Dataset excerpt
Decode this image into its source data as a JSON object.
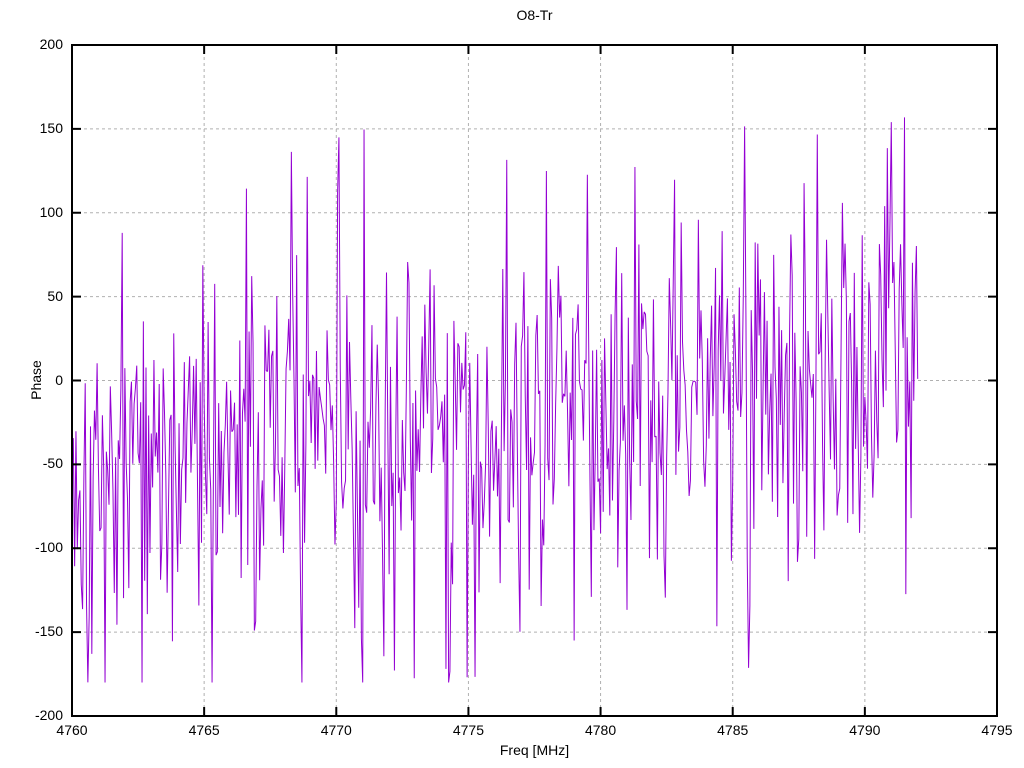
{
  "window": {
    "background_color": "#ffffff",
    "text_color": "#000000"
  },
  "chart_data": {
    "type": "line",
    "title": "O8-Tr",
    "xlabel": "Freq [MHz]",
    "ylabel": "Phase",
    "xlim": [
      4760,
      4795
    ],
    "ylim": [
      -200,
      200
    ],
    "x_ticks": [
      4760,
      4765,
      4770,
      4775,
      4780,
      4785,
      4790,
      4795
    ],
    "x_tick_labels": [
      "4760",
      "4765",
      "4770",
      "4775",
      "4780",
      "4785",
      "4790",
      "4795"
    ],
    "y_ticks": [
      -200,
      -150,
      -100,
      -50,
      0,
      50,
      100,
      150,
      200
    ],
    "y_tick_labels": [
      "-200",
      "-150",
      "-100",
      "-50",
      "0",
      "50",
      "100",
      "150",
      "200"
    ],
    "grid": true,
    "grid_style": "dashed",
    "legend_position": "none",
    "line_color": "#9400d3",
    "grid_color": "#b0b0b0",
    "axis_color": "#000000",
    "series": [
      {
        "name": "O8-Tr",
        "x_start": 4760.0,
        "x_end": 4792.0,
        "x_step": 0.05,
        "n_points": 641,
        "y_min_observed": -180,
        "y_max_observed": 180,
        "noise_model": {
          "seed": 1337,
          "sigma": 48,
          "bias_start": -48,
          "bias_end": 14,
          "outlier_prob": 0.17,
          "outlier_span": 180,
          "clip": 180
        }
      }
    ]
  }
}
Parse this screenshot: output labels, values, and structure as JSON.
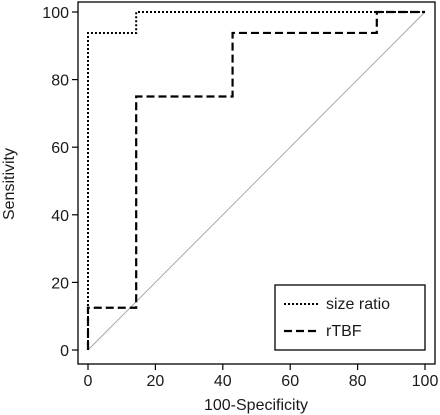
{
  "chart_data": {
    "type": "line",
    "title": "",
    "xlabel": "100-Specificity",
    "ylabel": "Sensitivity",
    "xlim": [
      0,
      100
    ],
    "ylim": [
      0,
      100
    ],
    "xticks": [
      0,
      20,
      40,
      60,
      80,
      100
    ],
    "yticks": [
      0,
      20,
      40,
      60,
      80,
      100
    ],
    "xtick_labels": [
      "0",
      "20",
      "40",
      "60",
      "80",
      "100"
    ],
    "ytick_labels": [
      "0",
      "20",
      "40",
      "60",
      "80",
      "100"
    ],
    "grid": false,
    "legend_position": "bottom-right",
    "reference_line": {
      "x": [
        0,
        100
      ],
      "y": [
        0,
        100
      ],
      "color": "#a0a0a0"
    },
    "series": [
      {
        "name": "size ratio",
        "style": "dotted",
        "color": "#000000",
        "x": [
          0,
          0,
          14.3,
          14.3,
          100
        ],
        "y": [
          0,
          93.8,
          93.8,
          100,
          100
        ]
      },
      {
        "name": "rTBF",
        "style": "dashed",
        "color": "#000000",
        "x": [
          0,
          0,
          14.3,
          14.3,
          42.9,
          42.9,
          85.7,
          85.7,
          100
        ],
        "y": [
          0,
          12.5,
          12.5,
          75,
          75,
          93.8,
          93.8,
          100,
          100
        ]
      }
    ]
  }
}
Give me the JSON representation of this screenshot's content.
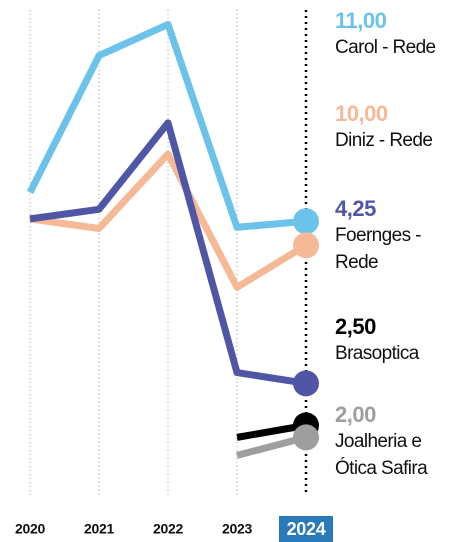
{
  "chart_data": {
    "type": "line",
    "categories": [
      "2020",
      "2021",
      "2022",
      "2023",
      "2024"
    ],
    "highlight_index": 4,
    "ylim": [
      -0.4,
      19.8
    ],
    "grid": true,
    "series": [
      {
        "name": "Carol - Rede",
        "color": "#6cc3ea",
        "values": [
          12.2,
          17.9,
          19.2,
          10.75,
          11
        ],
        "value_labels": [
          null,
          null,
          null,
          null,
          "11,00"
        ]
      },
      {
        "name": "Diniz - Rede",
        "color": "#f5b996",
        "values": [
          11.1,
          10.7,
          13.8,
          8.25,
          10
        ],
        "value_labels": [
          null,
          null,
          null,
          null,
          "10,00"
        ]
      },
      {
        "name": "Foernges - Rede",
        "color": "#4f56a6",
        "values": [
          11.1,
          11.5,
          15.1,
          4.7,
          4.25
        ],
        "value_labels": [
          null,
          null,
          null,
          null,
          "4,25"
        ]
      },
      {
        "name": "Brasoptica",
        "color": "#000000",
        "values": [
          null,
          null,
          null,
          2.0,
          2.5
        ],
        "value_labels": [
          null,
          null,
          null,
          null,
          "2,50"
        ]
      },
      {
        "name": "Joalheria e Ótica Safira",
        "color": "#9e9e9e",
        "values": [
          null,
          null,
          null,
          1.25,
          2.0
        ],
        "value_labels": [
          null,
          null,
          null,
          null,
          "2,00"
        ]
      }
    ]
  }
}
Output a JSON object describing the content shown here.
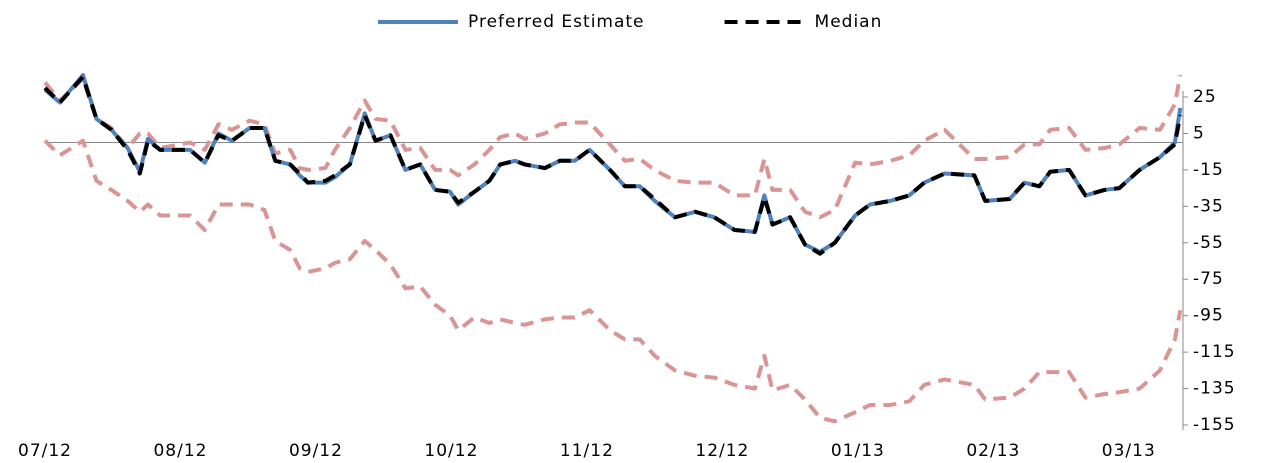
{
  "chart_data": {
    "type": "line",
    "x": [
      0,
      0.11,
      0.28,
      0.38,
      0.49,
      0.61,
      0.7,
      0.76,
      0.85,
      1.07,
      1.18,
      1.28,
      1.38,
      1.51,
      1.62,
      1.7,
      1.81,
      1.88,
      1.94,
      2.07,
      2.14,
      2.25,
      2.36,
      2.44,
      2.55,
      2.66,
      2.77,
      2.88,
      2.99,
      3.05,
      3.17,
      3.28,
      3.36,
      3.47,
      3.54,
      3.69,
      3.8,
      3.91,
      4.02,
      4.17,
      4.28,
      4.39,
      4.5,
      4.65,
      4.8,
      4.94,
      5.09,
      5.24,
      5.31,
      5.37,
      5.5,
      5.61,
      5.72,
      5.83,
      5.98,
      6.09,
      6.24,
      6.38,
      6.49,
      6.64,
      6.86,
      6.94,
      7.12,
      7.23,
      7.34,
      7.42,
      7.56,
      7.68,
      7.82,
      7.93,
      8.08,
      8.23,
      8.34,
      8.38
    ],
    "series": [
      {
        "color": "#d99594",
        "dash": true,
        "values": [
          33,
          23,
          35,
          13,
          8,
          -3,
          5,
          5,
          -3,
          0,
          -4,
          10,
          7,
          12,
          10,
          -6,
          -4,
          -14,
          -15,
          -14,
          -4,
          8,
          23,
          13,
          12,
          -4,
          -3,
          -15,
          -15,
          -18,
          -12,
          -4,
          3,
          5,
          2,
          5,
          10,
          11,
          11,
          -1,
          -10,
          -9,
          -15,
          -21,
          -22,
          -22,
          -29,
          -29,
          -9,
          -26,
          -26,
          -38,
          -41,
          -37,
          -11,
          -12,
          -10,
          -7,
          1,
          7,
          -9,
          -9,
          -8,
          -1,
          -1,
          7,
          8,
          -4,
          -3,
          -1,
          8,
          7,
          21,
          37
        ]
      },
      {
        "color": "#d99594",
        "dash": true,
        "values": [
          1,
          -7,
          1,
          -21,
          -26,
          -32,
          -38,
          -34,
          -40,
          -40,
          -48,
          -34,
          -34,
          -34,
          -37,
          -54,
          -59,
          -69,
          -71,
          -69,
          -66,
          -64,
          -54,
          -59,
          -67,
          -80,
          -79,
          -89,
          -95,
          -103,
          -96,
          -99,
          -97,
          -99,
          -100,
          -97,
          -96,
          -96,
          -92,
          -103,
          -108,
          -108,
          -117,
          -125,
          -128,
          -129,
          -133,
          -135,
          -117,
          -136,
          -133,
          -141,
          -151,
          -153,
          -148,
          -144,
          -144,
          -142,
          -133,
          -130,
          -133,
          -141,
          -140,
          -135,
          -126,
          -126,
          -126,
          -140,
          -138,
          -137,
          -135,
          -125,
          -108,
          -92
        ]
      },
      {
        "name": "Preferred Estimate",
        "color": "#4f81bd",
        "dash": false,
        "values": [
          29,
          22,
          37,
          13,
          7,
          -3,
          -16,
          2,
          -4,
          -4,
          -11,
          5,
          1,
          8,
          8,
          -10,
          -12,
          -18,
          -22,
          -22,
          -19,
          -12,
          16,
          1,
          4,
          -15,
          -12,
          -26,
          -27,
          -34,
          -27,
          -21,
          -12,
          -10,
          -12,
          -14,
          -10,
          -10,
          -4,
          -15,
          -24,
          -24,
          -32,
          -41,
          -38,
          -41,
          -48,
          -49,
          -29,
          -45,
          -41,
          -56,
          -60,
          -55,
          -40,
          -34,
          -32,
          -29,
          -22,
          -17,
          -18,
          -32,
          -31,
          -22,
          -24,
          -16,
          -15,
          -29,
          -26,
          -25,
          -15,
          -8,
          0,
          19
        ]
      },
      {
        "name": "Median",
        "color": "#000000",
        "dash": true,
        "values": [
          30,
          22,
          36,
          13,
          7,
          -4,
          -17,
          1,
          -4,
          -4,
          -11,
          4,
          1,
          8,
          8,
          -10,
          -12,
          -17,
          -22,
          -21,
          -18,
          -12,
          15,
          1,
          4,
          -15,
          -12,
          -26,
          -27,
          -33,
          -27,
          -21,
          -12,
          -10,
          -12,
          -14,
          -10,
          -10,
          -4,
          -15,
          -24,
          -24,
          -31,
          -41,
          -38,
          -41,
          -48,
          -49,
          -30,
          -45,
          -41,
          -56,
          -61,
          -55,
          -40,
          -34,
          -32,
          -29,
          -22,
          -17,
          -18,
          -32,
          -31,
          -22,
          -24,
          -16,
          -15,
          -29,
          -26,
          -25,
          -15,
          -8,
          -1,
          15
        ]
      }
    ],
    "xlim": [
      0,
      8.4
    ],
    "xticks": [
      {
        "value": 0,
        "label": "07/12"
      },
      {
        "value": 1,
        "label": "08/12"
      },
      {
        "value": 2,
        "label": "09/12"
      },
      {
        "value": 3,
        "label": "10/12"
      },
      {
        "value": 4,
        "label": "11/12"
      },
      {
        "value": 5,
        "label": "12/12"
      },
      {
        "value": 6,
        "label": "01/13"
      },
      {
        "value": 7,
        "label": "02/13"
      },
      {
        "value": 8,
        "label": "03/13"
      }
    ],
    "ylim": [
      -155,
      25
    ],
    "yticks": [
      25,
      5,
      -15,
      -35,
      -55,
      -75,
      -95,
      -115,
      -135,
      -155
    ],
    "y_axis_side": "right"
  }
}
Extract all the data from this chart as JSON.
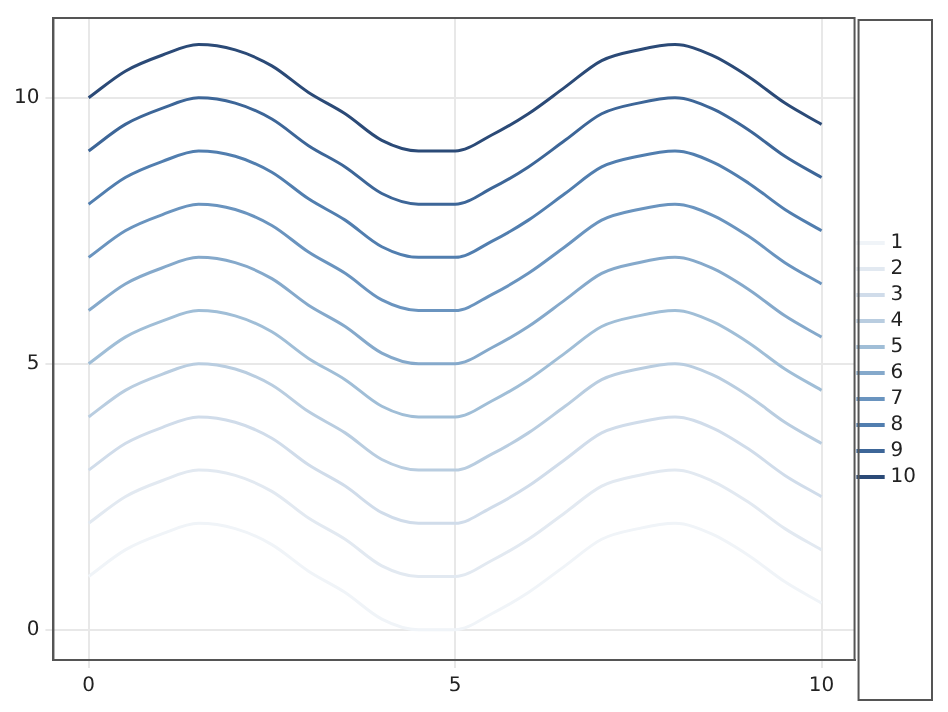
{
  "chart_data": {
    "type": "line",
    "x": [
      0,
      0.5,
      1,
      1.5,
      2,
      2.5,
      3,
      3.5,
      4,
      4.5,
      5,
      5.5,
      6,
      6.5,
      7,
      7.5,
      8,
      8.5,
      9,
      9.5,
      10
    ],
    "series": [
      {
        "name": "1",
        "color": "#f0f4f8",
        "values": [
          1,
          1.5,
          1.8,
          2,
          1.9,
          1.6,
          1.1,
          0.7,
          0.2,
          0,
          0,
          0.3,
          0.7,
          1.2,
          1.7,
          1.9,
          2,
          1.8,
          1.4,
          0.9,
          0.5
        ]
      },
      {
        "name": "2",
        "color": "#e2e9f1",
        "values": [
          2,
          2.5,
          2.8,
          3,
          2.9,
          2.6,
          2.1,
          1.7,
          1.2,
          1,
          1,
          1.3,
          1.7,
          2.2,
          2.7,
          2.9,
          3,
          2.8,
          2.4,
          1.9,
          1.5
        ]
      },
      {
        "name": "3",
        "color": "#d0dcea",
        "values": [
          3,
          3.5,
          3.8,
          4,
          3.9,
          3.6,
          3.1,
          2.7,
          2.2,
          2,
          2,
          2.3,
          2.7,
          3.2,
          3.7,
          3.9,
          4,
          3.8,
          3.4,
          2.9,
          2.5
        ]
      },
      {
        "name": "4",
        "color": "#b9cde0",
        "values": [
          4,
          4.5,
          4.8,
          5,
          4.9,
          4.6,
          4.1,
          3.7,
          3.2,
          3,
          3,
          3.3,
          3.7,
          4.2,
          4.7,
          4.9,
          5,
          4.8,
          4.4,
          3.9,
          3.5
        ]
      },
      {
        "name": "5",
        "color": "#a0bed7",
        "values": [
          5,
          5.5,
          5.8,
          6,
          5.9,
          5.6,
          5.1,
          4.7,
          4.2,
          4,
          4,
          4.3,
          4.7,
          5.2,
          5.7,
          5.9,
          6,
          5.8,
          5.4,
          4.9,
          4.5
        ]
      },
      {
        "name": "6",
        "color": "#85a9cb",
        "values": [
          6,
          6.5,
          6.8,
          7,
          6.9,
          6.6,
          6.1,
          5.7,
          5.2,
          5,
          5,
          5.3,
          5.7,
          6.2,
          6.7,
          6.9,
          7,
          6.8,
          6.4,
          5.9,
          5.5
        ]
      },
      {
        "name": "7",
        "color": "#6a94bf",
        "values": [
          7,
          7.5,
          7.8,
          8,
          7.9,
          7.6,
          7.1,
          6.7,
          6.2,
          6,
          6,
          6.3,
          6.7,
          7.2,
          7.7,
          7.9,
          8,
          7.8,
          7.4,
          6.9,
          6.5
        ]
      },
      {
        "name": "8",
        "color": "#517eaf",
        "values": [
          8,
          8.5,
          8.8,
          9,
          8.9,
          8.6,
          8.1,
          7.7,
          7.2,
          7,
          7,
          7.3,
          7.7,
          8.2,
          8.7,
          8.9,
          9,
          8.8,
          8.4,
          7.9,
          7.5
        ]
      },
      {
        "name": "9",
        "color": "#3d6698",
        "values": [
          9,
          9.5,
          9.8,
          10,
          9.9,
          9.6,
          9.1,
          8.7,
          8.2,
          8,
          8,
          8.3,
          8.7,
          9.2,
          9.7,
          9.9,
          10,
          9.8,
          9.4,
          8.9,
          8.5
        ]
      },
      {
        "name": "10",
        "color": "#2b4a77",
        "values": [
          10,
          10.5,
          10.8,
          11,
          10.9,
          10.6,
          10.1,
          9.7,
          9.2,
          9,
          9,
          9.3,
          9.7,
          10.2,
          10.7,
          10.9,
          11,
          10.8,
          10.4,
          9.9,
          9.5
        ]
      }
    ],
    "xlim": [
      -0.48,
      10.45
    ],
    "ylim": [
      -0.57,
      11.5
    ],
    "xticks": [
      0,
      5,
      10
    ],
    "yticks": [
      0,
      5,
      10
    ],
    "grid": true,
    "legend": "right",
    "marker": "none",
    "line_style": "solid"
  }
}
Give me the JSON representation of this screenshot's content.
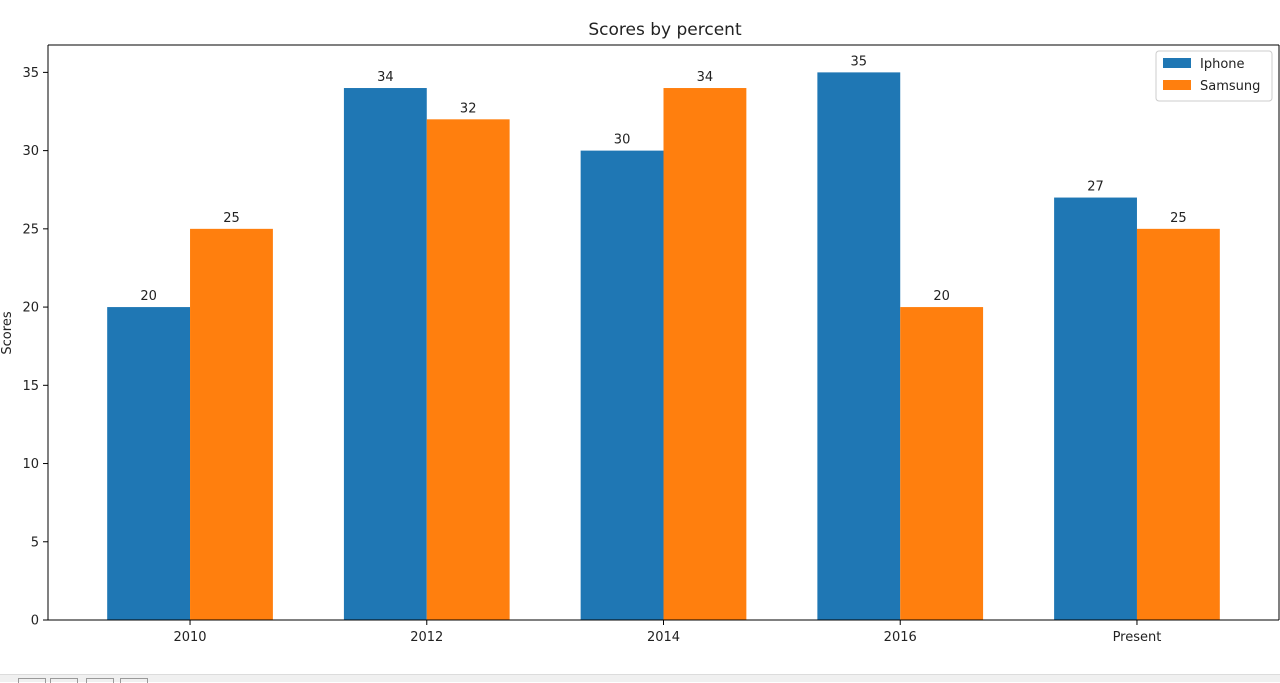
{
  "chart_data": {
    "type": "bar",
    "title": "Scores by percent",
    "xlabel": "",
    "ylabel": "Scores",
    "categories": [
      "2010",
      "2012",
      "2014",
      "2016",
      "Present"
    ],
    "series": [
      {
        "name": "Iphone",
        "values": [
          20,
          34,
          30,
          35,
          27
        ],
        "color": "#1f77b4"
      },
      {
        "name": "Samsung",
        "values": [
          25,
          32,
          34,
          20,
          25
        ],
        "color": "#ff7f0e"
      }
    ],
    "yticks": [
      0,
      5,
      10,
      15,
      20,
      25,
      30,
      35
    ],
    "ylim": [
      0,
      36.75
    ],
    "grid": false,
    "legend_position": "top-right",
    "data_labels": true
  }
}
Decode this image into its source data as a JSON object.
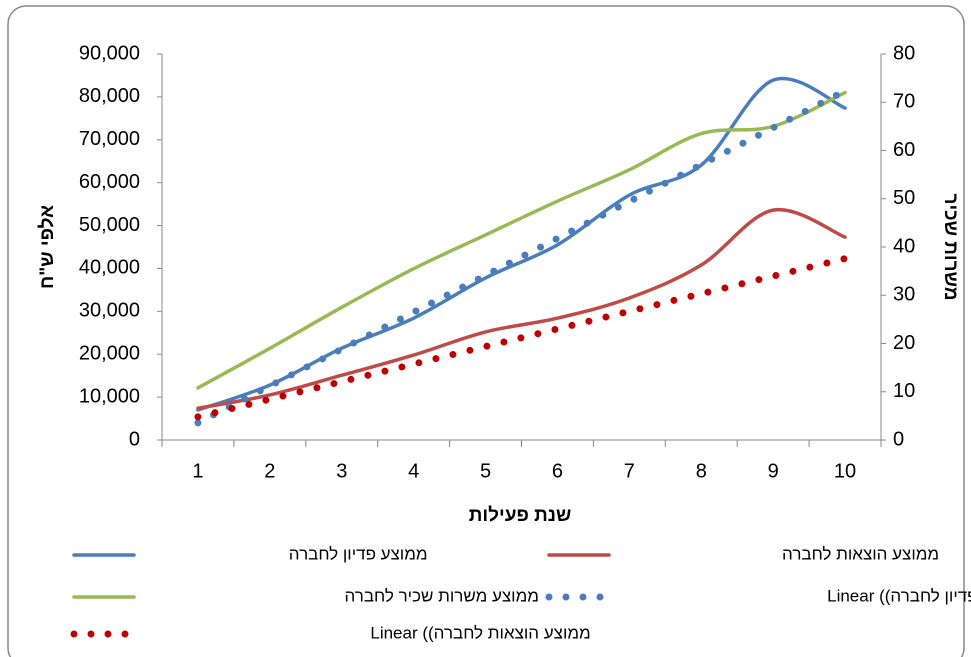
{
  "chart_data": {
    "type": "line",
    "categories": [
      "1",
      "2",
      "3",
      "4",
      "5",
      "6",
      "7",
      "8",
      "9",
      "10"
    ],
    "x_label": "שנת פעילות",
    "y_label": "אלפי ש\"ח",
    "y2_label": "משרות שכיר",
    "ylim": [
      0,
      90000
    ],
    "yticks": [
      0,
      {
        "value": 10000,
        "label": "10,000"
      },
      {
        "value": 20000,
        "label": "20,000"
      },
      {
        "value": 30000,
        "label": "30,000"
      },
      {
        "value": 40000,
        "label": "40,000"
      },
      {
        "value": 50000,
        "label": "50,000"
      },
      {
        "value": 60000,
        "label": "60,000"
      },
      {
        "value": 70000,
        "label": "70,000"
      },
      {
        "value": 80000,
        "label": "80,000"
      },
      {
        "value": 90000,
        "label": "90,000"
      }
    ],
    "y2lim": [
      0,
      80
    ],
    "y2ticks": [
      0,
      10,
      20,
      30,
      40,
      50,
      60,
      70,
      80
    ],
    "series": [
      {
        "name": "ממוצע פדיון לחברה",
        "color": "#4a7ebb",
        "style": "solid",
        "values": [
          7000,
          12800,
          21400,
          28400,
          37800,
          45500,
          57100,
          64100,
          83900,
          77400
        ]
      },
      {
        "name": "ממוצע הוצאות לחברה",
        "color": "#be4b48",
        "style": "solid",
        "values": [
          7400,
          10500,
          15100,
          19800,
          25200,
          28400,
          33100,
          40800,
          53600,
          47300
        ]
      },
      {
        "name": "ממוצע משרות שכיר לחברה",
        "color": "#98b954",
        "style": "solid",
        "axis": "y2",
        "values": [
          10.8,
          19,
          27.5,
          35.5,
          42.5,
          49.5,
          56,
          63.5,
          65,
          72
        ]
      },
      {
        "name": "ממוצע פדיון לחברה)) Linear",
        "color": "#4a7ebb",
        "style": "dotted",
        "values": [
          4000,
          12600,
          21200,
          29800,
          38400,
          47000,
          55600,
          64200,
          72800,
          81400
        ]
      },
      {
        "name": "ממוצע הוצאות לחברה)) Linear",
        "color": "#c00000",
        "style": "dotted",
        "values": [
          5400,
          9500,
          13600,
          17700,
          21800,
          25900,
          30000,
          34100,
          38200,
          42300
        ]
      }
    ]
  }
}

◆ Exercise description: Identify the lines in the entries above that contain "לחברה", then copy them out.

◆ Finished task:
        "name": "ממוצע פדיון לחברה",
        "name": "ממוצע הוצאות לחברה",
        "name": "ממוצע משרות שכיר לחברה",
        "name": "ממוצע פדיון לחברה)) Linear",
        "name": "ממוצע הוצאות לחברה)) Linear",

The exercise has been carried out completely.